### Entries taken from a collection

● ● ●

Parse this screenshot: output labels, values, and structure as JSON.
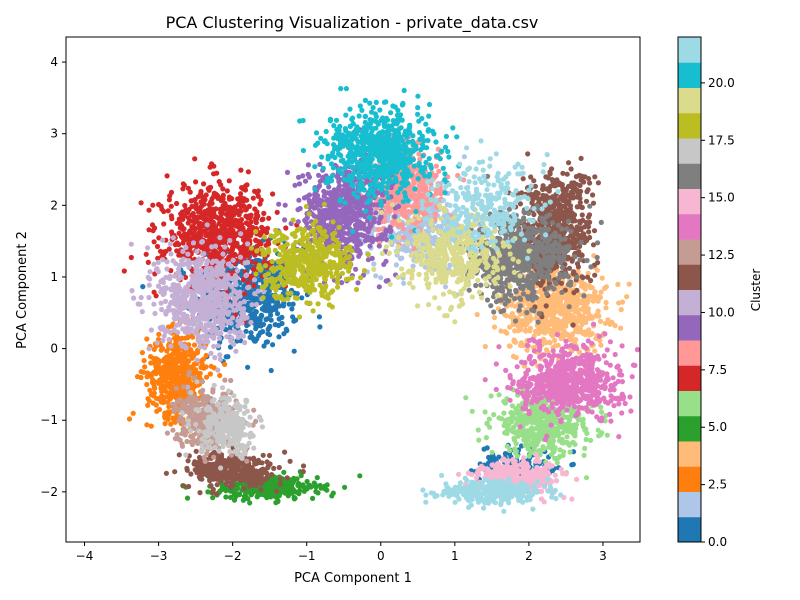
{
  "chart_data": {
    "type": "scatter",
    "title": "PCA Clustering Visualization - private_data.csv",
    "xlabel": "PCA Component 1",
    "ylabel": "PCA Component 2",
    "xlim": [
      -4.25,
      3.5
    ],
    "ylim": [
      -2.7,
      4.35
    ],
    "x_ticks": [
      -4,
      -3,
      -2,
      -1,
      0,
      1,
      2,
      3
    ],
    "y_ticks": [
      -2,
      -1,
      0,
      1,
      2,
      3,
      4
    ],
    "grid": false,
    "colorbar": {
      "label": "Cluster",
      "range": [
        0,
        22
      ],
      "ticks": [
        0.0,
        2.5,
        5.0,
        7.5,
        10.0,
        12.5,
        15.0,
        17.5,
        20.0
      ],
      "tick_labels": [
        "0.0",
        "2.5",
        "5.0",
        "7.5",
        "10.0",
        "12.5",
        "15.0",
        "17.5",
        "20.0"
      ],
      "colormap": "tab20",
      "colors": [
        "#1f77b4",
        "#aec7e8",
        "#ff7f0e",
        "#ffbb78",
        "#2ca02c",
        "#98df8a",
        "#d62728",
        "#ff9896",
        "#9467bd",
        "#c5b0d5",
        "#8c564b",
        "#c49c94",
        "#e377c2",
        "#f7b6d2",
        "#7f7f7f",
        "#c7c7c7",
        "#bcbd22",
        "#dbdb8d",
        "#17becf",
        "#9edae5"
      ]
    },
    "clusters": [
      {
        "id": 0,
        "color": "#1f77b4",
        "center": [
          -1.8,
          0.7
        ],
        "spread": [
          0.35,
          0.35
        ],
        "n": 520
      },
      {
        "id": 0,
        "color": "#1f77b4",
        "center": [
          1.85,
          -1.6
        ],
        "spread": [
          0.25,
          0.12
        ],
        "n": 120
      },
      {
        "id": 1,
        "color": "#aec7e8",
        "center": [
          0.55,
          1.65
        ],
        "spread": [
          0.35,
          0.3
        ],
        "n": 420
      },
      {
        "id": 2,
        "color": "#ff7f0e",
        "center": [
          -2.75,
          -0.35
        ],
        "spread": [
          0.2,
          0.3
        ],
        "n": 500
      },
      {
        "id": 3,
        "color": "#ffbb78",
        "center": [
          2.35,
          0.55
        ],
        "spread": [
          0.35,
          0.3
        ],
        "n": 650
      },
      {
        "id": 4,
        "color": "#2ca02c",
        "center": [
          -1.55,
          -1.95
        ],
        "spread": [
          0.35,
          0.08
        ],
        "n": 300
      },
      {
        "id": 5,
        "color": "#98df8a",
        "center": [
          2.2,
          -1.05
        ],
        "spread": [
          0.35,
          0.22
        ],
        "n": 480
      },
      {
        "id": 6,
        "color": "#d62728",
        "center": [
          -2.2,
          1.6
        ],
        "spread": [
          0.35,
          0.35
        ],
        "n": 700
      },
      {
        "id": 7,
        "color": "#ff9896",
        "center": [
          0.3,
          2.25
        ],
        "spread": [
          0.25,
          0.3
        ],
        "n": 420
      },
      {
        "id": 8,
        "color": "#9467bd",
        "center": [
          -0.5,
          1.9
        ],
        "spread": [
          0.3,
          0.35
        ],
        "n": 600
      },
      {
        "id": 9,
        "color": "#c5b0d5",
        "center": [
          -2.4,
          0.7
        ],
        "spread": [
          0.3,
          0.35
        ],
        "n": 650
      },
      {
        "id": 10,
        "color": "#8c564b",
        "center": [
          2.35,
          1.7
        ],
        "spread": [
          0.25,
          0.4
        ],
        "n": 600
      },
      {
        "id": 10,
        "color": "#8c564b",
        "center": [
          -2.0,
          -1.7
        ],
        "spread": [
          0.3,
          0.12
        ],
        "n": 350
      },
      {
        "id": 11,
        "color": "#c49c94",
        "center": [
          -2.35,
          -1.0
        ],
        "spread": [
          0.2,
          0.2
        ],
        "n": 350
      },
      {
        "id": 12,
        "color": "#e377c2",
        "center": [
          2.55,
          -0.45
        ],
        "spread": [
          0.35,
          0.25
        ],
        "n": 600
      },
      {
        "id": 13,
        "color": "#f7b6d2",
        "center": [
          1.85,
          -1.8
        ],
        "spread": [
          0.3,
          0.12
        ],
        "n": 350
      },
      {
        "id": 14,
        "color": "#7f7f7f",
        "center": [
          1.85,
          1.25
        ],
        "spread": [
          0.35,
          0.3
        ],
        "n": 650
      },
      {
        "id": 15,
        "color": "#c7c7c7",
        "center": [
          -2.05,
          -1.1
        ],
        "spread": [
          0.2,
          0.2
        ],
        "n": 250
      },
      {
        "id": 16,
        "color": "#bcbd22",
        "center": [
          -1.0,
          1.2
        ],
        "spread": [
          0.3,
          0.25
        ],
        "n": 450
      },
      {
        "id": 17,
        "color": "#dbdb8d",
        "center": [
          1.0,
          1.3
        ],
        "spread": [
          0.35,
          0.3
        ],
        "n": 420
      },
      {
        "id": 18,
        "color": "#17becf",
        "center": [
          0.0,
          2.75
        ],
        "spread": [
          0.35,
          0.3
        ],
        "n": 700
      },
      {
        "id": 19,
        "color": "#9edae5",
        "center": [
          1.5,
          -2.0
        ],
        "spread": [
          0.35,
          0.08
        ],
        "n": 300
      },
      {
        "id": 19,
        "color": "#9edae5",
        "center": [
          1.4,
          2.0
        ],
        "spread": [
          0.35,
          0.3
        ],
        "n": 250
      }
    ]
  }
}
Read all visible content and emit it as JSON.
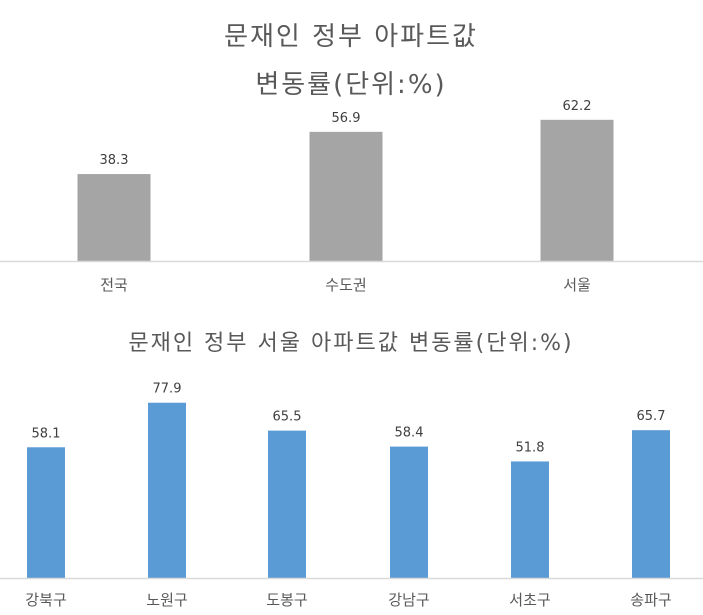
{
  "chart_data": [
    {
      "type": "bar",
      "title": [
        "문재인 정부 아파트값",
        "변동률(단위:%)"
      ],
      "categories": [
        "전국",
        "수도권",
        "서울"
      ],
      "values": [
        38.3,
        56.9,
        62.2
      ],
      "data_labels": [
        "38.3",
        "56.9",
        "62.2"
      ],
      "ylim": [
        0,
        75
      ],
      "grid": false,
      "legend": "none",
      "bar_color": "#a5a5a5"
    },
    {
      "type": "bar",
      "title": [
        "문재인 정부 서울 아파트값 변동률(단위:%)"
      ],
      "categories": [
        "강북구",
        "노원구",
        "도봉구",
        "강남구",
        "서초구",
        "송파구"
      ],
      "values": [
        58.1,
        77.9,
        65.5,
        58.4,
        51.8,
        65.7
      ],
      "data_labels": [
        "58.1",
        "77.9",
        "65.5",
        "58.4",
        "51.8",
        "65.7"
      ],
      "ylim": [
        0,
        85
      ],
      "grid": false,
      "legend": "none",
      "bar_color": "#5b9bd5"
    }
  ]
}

● ● ●

### Aim of the task
Gather each line of the records holding the string "JSON".

### Exercise output
Parse this screenshot: output labels, values, and structure as JSON.
Read all visible content and emit it as JSON.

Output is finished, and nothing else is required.